— Passage provided —
This film could have been titled “There Will Be Beef.”
"Sangre de Mi Sangre," the grand jury prize winner at Sundance 2007, gives us wonderful actors struggling in a tangled web of writing. The film is built around two relationships, both touching, both emotionally true.
But time after time, we're brought up short by absolute impossibilities and gaping improbabilities in the story. To give one example: A newly arrived Mexican immigrant struggles to find his father in New York City. All he has is the 17-year-old information that the man works in (or perhaps owns) a French restaurant. Working his way through the Yellow Pages listings of French restaurants, he successfully finds his father. Uh-huh.
Let's back up to earlier screenplay questions. We meet the hero, Pedro, as he escapes from Mexico by quickly scaling a fence along the U.S. border. Is it that easy to cross? Never mind. Waiting on the other side (not miles away, or hidden) is a truck for taking immigrants to New York. Wouldn't U.S. Border Patrol agents notice it, in full view in an urban area? Pedro is hustled inside, the doors are slammed, and the truck begins a 2,500-mile journey that can apparently be survived on half a taco and a small bottle of water. More surprising still is that no effort is made to charge Pedro for the trip. He rides for free.
Pedro (Jorge Adrian Espindola) is young, earnest, trusting. On the journey he makes a friend of Juan (Armando Hernandez) and tells him his story: He hopes to find his father in New York and carries a letter to the old man from his mother. When Pedro wakes up at the end of the trip, Juan has already disappeared with the letter.

— Record set —

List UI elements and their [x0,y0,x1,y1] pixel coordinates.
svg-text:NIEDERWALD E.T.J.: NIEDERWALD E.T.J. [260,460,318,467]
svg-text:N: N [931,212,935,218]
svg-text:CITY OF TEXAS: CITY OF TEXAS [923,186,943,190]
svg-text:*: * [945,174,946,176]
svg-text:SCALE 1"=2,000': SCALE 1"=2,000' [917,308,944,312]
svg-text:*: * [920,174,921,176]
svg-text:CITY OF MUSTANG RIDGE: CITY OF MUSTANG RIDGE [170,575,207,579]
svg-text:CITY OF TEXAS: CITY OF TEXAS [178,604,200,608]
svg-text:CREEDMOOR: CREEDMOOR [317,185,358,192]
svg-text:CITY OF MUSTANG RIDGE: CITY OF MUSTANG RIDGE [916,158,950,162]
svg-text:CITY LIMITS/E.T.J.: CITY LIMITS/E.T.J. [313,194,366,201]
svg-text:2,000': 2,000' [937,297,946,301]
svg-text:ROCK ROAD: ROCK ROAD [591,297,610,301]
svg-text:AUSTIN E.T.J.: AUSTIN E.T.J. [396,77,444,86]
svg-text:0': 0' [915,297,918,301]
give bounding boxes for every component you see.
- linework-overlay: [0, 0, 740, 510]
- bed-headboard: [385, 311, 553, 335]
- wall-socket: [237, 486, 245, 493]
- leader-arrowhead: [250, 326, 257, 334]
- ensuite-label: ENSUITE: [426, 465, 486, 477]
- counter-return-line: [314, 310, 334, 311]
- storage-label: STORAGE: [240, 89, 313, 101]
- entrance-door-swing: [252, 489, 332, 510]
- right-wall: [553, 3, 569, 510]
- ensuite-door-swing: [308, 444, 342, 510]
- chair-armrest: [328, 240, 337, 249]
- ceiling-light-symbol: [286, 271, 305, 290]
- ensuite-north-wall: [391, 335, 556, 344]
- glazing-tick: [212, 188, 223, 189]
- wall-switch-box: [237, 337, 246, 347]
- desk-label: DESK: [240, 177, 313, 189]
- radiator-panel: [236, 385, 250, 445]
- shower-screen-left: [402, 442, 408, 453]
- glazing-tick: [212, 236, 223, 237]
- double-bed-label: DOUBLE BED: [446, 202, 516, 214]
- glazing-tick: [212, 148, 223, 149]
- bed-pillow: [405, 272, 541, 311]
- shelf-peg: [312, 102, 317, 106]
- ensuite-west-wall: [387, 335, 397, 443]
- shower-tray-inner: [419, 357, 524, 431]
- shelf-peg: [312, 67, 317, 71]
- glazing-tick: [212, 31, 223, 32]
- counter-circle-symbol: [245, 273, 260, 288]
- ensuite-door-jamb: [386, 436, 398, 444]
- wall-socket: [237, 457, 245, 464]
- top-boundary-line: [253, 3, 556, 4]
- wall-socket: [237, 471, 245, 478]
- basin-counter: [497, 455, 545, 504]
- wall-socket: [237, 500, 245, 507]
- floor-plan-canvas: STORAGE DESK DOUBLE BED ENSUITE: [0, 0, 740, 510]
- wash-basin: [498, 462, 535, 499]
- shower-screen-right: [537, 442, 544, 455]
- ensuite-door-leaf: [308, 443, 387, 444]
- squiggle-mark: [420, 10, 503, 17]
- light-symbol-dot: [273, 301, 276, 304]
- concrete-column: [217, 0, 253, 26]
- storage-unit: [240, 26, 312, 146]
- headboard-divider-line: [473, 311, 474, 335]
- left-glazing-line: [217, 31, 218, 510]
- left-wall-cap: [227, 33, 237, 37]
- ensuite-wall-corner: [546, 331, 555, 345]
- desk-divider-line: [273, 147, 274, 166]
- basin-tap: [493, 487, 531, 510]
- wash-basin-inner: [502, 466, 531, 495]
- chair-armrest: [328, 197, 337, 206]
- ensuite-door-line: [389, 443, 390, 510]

— Directions —
1 > According to the review, what did the film win at Sundance 2007?
2 > Repeat the part of the review between "Pedro (Jorge Adrian" and "with the letter.", inclusive.
The items have no connection to the review.

— Per-task outputs —
1 > The grand jury prize.

2 >
Pedro (Jorge Adrian Espindola) is young, earnest, trusting. On the journey he makes a friend of Juan (Armando Hernandez) and tells him his story: He hopes to find his father in New York and carries a letter to the old man from his mother. When Pedro wakes up at the end of the trip, Juan has already disappeared with the letter.